• [TAREFAS A CUMPRIR]
**a.** Responda às perguntas abaixo com base no trecho sobre a caça a espiões.
(i) Em que dia os agentes da Contra-Informação encontraram os dois supostos segundos-tenentes no jeep?
(ii) Que documentos e objetos os dois homens exibiram ao serem interrogados?
(iii) Segundo o agente, em que estado fica Camp Hood?
**b.** Redija a continuação do trecho sobre a caça a espiões, começando logo após a última frase apresentada.

• [TRECHO SELECIONADO]

Isso motivou uma colossal caça a espiões. Soldados da polícia militar norte-americana e do Serviço de Contra-Informação, sempre que desconfiavam da nacionalidade dos tripulantes de jeeps e outros veículos, encostavam-lhes o cano do fuzil nas costelas e faziam-lhes uma série de perguntas corriqueiras, mas que só podiam ser respondidas com acerto por quem tivesse morado nos Estados Unidos. Alguns motoristas, amedrontados pelas perguntas, denunciavam-se involuntariamente, procurando acelerar o carro; outros, tentando varar as barreiras das estradas.
No dia 19 de dezembro, agentes da Contra-Informação descobriram dois supostos segundos-tenentes ianques em um jeep observando a passagem de reforços americanos. Inquiridos, exibiram atestados de vacina e medalhas de identificação, contando minuciosas histórias de sua vida militar. Tinham sido treinados, disseram eles, em Camp Hood. Quase satisfeito, um dos agentes perguntou:
—Já estiveram no Texas?
—Não, nunca, respondeu um dos alemães.
—Mãos ao alto! bradou o agente, puxando a pistola. —Camp Hood é no Texas!

• [SEÇÃO DE DADOS]

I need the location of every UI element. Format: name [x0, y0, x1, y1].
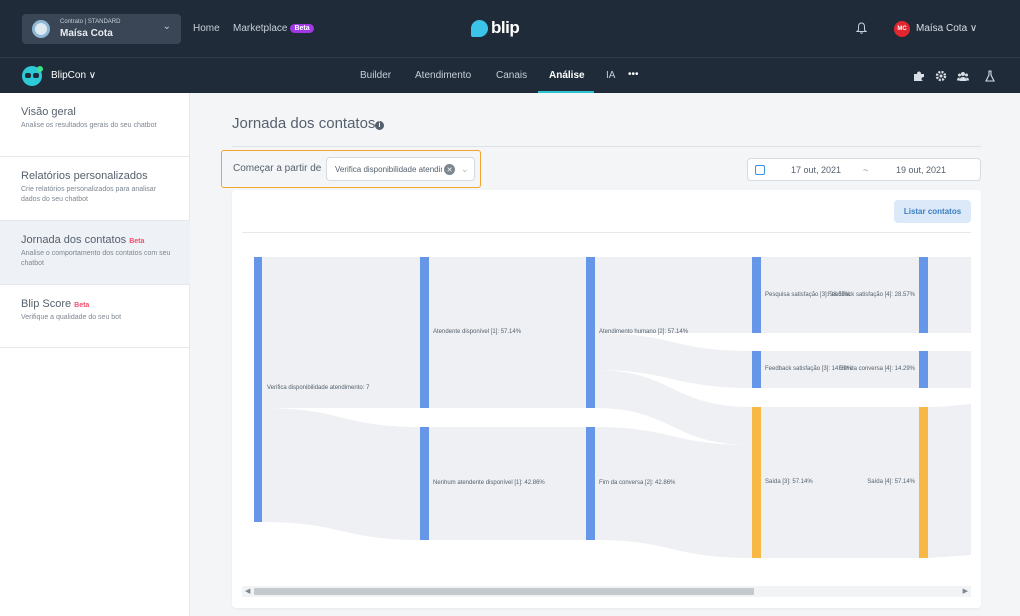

• [RESULTADOS]
**a.**
(i) No dia 19 de dezembro.
(ii) Atestados de vacina e medalhas de identificação.
(iii) No Texas.

**b.**
Em Liége—num cruzamento do rio Mosa, um dos objetivos especiais de Skorzeny—tripulantes de um jeep arrojadamente indagaram onde ficava o quartel general da Zona de Comunicações. Instantaneamente, os homens se viram rodeados por soldados da polícia militar fortemente armados. Wallach foi chamado para aplicar a técnica da "vergonha" a um tenente recém capturado. Este em breve passou a dar nomes, descrevendo todos os oficiais de Skorzeny e fornecendo pormenores: a 150ª Brigada Panzer, também sob o comando de Skorzeny, usando tanques americanos, estava se fazendo passar por tropas ianques em retirada até que pudesse apoderar-se das pontes sobre o Mosa.
Levado ao quartel do Primeiro Exército para novo interrogatório, o tenente começou por dizer que contara tudo quanto sabia.
"Muito bem," responderam-lhe. "Vamos levá-lo ao Comissário."
Como a maioria dos alemães, o tenente tinha pavor dos russos e, diante de um gigante em uniforme do Exército Vermelho que lhe fazia perguntas em alemão com sotaque estrangeiro (pois era norte-americano), empalideceu, confessando com voz rouca: "Queremos pegar Eisenhower também. Skorzeny e outros farão o papel de oficiais americanos conduzindo generais alemães capturados para o Supremo Quartel General em Versalhes, afim de serem interrogados. Eles viajarão em automóveis americanos. Uma vez lá dentro do quartel-general, voltarão as armas para os membros do Estado Maior, e Eisenhower será raptado ou morto pelo próprio Skorzeny. "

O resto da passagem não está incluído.